_Work instructions_
Scan the data. Collect each line that contains the word "upright".

_Data in this exercise_
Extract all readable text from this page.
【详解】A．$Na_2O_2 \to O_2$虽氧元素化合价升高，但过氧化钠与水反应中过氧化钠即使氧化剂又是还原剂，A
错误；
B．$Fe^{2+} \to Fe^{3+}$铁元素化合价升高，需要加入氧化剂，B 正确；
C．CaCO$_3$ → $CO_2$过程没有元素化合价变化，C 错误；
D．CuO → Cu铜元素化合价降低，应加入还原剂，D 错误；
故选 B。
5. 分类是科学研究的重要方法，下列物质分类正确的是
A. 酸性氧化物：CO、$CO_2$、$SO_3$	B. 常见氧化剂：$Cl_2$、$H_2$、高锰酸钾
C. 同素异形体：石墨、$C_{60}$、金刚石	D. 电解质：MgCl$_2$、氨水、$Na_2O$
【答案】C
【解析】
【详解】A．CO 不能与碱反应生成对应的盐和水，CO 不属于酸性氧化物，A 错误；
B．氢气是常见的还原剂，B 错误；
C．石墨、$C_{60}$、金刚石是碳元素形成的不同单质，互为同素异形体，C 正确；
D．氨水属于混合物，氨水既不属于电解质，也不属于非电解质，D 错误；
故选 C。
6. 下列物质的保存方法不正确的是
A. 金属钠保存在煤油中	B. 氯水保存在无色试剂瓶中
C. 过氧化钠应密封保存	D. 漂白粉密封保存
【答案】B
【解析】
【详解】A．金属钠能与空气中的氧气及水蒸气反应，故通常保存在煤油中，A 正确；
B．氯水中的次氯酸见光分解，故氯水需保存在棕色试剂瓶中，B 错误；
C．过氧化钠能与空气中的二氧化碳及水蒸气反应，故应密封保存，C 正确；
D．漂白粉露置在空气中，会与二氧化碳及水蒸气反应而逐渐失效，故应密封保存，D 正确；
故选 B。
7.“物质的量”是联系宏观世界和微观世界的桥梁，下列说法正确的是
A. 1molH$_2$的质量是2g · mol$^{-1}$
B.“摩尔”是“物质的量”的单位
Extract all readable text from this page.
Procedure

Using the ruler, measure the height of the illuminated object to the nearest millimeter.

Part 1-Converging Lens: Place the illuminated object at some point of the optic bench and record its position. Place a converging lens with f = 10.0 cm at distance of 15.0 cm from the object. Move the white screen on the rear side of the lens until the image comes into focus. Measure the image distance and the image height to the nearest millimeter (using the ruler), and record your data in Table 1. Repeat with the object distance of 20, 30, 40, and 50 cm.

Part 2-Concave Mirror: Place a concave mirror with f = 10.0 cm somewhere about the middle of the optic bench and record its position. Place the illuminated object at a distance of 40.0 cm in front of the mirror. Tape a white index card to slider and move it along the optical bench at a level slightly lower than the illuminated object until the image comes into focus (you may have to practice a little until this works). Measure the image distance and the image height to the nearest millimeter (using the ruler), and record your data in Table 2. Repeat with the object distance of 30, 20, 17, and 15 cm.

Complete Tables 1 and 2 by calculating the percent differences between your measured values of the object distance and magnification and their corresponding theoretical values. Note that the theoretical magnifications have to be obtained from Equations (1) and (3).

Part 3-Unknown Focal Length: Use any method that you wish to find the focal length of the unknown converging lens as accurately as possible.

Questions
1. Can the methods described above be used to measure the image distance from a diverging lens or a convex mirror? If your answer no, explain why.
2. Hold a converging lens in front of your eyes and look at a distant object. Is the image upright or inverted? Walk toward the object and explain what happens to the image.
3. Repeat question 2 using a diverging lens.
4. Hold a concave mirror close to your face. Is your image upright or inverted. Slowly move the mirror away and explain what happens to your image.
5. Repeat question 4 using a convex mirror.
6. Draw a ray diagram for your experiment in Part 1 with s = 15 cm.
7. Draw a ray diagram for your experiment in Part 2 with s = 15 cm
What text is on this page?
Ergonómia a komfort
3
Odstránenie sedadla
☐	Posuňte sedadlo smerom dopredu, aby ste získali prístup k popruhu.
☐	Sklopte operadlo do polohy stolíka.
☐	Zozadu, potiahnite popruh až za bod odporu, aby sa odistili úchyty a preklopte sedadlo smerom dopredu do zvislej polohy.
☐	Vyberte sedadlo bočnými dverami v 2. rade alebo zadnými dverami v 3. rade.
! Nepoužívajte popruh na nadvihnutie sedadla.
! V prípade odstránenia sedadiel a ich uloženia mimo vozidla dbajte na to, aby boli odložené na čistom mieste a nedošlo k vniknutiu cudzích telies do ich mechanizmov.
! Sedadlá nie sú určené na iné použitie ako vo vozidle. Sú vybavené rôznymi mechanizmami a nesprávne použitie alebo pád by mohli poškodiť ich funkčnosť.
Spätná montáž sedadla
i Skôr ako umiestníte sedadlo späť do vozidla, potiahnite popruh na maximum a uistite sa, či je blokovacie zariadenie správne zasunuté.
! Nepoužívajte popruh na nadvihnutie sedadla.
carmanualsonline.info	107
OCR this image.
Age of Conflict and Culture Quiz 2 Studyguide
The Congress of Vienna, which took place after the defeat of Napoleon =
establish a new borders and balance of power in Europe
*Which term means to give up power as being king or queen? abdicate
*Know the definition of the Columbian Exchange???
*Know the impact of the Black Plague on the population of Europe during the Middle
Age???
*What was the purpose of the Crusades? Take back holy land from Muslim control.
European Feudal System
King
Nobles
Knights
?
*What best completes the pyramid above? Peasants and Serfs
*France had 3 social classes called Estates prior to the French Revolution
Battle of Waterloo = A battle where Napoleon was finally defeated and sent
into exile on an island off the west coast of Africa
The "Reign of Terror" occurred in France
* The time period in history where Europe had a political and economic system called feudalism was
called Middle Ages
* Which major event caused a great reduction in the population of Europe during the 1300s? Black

_Exercise response_
2. Hold a converging lens in front of your eyes and look at a distant object. Is the image upright or inverted? Walk toward the object and explain what happens to the image.
4. Hold a concave mirror close to your face. Is your image upright or inverted. Slowly move the mirror away and explain what happens to your image.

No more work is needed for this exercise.